[START OF Entries supplied]
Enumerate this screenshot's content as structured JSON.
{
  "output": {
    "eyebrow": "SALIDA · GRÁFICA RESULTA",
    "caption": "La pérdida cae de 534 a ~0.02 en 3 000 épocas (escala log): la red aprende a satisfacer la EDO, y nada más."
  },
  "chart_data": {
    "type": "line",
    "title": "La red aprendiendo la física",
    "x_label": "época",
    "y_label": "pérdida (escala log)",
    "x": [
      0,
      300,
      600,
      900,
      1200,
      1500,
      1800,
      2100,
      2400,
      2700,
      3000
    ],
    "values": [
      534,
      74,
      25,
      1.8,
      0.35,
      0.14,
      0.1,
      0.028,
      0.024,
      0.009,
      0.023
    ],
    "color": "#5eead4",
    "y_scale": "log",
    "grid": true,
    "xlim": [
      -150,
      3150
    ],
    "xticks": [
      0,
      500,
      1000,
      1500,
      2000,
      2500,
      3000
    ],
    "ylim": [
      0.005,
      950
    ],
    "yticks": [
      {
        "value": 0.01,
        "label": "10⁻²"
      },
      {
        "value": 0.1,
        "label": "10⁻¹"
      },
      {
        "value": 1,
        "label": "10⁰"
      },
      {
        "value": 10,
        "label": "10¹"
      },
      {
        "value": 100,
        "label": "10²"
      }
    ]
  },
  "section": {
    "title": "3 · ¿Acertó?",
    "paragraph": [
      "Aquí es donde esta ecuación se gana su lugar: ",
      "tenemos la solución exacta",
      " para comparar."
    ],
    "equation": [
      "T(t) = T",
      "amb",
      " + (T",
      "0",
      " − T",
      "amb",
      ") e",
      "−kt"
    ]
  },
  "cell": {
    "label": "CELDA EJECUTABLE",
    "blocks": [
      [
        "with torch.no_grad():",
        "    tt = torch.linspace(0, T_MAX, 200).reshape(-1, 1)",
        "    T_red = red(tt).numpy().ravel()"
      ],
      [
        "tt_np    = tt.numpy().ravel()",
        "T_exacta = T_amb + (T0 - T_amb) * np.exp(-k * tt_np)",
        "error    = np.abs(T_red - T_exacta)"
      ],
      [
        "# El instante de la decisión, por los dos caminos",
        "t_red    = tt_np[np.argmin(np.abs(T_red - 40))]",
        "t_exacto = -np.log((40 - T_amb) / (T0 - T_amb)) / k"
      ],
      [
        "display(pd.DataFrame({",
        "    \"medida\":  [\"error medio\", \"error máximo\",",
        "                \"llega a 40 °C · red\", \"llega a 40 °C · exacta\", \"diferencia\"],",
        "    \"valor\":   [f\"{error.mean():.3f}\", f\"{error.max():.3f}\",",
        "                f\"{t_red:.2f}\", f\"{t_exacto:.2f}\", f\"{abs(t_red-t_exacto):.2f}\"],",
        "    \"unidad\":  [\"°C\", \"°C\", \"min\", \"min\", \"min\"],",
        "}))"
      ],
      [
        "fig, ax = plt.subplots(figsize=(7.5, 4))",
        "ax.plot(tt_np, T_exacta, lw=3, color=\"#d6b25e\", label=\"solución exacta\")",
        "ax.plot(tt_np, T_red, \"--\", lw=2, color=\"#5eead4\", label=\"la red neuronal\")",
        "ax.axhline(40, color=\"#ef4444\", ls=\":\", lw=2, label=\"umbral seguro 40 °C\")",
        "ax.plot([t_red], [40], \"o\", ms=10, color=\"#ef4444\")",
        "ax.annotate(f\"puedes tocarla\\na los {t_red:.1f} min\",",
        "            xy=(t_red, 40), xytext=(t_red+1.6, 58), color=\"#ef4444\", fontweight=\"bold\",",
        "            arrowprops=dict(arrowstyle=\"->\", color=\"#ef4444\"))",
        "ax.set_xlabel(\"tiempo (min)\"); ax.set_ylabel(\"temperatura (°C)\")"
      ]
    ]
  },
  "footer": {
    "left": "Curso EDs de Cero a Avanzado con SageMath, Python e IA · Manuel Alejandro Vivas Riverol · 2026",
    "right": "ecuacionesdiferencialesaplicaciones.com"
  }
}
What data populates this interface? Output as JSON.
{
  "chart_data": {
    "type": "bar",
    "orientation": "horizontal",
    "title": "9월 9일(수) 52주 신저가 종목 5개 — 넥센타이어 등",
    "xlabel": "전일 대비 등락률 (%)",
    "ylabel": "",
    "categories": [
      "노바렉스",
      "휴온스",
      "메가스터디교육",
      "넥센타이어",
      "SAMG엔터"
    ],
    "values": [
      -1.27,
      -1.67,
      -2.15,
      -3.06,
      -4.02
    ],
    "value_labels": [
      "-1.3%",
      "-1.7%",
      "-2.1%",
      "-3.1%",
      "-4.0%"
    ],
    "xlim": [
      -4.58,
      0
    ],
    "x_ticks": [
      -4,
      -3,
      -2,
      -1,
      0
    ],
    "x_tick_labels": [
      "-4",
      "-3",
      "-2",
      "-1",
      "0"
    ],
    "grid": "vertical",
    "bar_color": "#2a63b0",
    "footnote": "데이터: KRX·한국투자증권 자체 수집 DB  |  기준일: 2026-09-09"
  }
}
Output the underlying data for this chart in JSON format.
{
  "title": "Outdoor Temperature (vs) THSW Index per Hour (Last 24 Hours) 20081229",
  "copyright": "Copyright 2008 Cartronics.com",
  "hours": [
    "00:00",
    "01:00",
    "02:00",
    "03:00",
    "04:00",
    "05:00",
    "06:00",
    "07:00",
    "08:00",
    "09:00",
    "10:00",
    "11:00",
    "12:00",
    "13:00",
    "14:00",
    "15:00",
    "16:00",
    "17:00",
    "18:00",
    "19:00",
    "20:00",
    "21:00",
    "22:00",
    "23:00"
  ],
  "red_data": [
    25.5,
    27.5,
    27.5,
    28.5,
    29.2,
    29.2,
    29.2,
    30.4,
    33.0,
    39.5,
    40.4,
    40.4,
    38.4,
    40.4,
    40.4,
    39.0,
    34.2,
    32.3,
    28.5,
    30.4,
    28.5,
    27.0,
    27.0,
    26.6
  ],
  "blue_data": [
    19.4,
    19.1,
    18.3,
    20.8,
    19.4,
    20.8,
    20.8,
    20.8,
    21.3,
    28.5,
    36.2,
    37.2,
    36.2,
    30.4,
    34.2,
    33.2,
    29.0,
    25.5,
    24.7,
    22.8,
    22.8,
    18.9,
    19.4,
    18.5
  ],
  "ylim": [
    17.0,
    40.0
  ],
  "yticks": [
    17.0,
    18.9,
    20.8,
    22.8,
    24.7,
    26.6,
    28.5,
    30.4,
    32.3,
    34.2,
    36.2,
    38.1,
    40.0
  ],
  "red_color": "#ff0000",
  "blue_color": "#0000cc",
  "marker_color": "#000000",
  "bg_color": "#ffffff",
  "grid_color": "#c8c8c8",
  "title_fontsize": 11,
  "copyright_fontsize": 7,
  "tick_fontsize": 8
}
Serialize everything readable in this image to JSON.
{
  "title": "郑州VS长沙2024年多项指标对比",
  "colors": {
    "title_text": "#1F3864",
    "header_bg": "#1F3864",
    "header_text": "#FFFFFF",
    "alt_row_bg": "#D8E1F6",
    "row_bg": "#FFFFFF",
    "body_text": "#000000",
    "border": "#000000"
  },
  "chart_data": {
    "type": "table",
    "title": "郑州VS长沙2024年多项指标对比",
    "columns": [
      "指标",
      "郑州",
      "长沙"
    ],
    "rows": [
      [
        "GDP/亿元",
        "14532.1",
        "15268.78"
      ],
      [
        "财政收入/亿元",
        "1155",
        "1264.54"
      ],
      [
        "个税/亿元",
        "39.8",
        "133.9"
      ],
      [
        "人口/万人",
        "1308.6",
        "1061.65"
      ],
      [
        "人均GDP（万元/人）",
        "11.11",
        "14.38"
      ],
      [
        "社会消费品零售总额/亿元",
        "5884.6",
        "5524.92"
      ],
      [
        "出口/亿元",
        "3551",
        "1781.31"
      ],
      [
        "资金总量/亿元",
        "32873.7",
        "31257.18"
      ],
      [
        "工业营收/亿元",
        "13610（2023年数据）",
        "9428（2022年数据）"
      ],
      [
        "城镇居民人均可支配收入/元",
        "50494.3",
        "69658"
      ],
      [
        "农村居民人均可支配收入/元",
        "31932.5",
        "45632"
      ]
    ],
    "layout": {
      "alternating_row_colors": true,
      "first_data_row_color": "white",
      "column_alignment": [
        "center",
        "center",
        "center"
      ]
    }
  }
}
[END OF Entries supplied]
Exercise prompt:
What count of lines in the listing contain the word "this"? Reply with the number only.

Right answer:
4